++++ Records to use

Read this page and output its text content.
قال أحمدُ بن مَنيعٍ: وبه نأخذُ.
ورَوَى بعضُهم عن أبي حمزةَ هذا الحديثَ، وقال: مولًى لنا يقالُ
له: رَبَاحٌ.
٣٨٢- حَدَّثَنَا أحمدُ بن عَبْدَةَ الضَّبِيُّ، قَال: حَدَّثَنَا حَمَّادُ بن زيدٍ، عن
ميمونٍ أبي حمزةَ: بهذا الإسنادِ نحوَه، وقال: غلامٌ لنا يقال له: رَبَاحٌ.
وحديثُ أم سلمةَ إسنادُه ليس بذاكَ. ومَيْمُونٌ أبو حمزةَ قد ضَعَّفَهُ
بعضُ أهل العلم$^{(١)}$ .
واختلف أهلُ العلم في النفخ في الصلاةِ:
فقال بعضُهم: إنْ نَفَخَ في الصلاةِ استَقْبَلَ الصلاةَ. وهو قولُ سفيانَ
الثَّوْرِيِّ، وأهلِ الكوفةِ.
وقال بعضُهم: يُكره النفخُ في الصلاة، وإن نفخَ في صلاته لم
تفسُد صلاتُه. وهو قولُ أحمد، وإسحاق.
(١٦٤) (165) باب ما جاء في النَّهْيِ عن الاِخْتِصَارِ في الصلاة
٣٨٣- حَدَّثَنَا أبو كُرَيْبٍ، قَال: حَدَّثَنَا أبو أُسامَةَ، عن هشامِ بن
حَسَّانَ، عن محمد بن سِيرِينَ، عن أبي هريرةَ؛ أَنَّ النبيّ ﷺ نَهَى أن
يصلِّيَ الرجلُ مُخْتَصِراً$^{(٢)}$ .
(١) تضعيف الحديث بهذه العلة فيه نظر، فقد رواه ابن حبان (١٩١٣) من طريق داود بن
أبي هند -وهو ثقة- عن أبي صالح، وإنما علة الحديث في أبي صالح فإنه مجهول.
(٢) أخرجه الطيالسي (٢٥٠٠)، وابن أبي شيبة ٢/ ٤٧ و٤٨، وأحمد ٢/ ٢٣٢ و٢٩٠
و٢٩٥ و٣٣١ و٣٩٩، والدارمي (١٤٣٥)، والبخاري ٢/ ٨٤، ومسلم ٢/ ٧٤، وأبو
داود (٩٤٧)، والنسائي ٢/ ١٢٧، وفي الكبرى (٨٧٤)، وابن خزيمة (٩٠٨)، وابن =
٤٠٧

++++++++

• Work required
From the records above, extract everything verbatim.

• Response to this task
Read this page and output its text content.
قال أحمدُ بن مَنيعٍ: وبه نأخذُ.
ورَوَى بعضُهم عن أبي حمزةَ هذا الحديثَ، وقال: مولًى لنا يقالُ
له: رَبَاحٌ.
٣٨٢- حَدَّثَنَا أحمدُ بن عَبْدَةَ الضَّبِيُّ، قَال: حَدَّثَنَا حَمَّادُ بن زيدٍ، عن
ميمونٍ أبي حمزةَ: بهذا الإسنادِ نحوَه، وقال: غلامٌ لنا يقال له: رَبَاحٌ.
وحديثُ أم سلمةَ إسنادُه ليس بذاكَ. ومَيْمُونٌ أبو حمزةَ قد ضَعَّفَهُ
بعضُ أهل العلم$^{(١)}$ .
واختلف أهلُ العلم في النفخ في الصلاةِ:
فقال بعضُهم: إنْ نَفَخَ في الصلاةِ استَقْبَلَ الصلاةَ. وهو قولُ سفيانَ
الثَّوْرِيِّ، وأهلِ الكوفةِ.
وقال بعضُهم: يُكره النفخُ في الصلاة، وإن نفخَ في صلاته لم
تفسُد صلاتُه. وهو قولُ أحمد، وإسحاق.
(١٦٤) (165) باب ما جاء في النَّهْيِ عن الاِخْتِصَارِ في الصلاة
٣٨٣- حَدَّثَنَا أبو كُرَيْبٍ، قَال: حَدَّثَنَا أبو أُسامَةَ، عن هشامِ بن
حَسَّانَ، عن محمد بن سِيرِينَ، عن أبي هريرةَ؛ أَنَّ النبيّ ﷺ نَهَى أن
يصلِّيَ الرجلُ مُخْتَصِراً$^{(٢)}$ .
(١) تضعيف الحديث بهذه العلة فيه نظر، فقد رواه ابن حبان (١٩١٣) من طريق داود بن
أبي هند -وهو ثقة- عن أبي صالح، وإنما علة الحديث في أبي صالح فإنه مجهول.
(٢) أخرجه الطيالسي (٢٥٠٠)، وابن أبي شيبة ٢/ ٤٧ و٤٨، وأحمد ٢/ ٢٣٢ و٢٩٠
و٢٩٥ و٣٣١ و٣٩٩، والدارمي (١٤٣٥)، والبخاري ٢/ ٨٤، ومسلم ٢/ ٧٤، وأبو
داود (٩٤٧)، والنسائي ٢/ ١٢٧، وفي الكبرى (٨٧٤)، وابن خزيمة (٩٠٨)، وابن =
٤٠٧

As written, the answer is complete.